Exercise aim
Copy the entries word for word, beginning at the very start and continuing through the line that contains "y-tick-label: 5N (214, 275, 230, 286)".

** start Exercise data **

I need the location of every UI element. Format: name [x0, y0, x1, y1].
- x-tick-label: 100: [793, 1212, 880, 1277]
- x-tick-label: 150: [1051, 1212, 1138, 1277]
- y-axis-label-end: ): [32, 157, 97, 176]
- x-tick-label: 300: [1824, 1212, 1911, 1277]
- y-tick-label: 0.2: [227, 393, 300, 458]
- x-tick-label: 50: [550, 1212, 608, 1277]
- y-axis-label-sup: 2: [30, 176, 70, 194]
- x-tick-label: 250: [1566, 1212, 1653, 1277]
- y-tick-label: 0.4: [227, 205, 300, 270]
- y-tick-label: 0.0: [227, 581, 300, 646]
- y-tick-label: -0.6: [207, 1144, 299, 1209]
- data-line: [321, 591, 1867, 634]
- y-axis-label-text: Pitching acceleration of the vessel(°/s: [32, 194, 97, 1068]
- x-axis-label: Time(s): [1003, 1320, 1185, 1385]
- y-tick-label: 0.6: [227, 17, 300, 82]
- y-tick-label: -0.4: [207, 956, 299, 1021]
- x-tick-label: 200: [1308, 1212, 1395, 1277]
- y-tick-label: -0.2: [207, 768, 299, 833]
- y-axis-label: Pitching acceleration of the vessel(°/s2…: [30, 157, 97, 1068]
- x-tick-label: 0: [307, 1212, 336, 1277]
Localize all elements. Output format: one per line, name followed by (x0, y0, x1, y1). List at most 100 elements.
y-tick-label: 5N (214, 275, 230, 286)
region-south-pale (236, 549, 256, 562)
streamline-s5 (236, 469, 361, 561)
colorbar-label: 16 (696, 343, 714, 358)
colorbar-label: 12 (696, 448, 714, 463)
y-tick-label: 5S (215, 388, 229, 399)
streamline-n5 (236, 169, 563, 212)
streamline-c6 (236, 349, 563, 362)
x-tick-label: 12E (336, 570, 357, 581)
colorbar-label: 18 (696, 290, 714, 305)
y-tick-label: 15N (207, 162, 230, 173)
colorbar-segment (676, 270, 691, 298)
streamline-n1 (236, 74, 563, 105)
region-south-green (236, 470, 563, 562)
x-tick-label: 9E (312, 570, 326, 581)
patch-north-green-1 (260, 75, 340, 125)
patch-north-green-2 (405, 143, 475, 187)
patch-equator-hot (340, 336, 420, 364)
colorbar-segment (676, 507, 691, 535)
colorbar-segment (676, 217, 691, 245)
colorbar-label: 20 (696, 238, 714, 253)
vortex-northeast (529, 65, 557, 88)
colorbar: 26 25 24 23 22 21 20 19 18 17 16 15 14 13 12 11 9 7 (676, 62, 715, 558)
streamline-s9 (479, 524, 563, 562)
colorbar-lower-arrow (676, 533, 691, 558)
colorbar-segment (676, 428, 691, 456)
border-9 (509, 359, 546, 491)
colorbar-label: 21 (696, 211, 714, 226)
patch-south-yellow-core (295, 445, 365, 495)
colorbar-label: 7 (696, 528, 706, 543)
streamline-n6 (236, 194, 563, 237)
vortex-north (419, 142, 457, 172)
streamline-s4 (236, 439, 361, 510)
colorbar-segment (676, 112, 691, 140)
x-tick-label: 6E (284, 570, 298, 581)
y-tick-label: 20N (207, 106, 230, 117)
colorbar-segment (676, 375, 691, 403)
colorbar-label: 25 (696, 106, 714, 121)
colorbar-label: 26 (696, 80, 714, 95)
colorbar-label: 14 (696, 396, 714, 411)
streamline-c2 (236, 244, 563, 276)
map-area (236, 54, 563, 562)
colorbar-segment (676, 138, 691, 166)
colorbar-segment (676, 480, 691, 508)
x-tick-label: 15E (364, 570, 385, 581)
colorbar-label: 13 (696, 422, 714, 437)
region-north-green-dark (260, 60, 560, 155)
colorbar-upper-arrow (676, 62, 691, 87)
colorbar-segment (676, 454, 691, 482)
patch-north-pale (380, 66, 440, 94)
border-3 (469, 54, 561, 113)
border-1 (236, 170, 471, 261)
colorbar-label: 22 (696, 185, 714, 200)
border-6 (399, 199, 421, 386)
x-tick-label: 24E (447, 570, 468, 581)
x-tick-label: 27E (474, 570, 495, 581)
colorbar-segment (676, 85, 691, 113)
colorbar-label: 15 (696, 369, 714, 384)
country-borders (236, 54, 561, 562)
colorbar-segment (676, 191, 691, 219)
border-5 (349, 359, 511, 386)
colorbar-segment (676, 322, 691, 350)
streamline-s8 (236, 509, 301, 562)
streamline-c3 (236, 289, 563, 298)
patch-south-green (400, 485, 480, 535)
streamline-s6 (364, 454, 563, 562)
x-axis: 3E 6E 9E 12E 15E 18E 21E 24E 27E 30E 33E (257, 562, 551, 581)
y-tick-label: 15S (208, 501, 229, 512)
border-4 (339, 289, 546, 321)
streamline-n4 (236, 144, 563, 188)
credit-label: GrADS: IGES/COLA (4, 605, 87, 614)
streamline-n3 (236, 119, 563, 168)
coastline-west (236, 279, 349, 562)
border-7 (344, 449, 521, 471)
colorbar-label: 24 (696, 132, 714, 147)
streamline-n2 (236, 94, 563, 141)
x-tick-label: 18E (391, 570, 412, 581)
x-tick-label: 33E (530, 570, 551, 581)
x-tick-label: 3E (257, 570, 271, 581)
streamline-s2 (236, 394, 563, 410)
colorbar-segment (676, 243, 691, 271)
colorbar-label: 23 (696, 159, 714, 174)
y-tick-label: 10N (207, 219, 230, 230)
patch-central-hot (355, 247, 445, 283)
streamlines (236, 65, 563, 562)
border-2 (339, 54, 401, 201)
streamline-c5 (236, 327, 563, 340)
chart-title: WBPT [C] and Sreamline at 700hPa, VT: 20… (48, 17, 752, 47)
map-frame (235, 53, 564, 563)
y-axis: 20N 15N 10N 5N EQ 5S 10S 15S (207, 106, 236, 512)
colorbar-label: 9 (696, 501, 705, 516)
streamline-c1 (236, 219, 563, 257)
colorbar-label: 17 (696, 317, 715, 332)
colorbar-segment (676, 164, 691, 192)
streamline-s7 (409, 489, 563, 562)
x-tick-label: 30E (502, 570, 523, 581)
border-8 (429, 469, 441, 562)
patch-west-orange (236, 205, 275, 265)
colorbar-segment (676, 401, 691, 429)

** end Exercise data **

Result below
I need the location of every UI element. Format: name [x0, y0, x1, y1].
- x-tick-label: 100: [793, 1212, 880, 1277]
- x-tick-label: 150: [1051, 1212, 1138, 1277]
- y-axis-label-end: ): [32, 157, 97, 176]
- x-tick-label: 300: [1824, 1212, 1911, 1277]
- y-tick-label: 0.2: [227, 393, 300, 458]
- x-tick-label: 50: [550, 1212, 608, 1277]
- y-axis-label-sup: 2: [30, 176, 70, 194]
- x-tick-label: 250: [1566, 1212, 1653, 1277]
- y-tick-label: 0.4: [227, 205, 300, 270]
- y-tick-label: 0.0: [227, 581, 300, 646]
- y-tick-label: -0.6: [207, 1144, 299, 1209]
- data-line: [321, 591, 1867, 634]
- y-axis-label-text: Pitching acceleration of the vessel(°/s: [32, 194, 97, 1068]
- x-axis-label: Time(s): [1003, 1320, 1185, 1385]
- y-tick-label: 0.6: [227, 17, 300, 82]
- y-tick-label: -0.4: [207, 956, 299, 1021]
- x-tick-label: 200: [1308, 1212, 1395, 1277]
- y-tick-label: -0.2: [207, 768, 299, 833]
- y-axis-label: Pitching acceleration of the vessel(°/s2…: [30, 157, 97, 1068]
- x-tick-label: 0: [307, 1212, 336, 1277]
Localize all elements. Output format: one per line, name followed by (x0, y0, x1, y1). List at most 100 elements.
y-tick-label: 5N (214, 275, 230, 286)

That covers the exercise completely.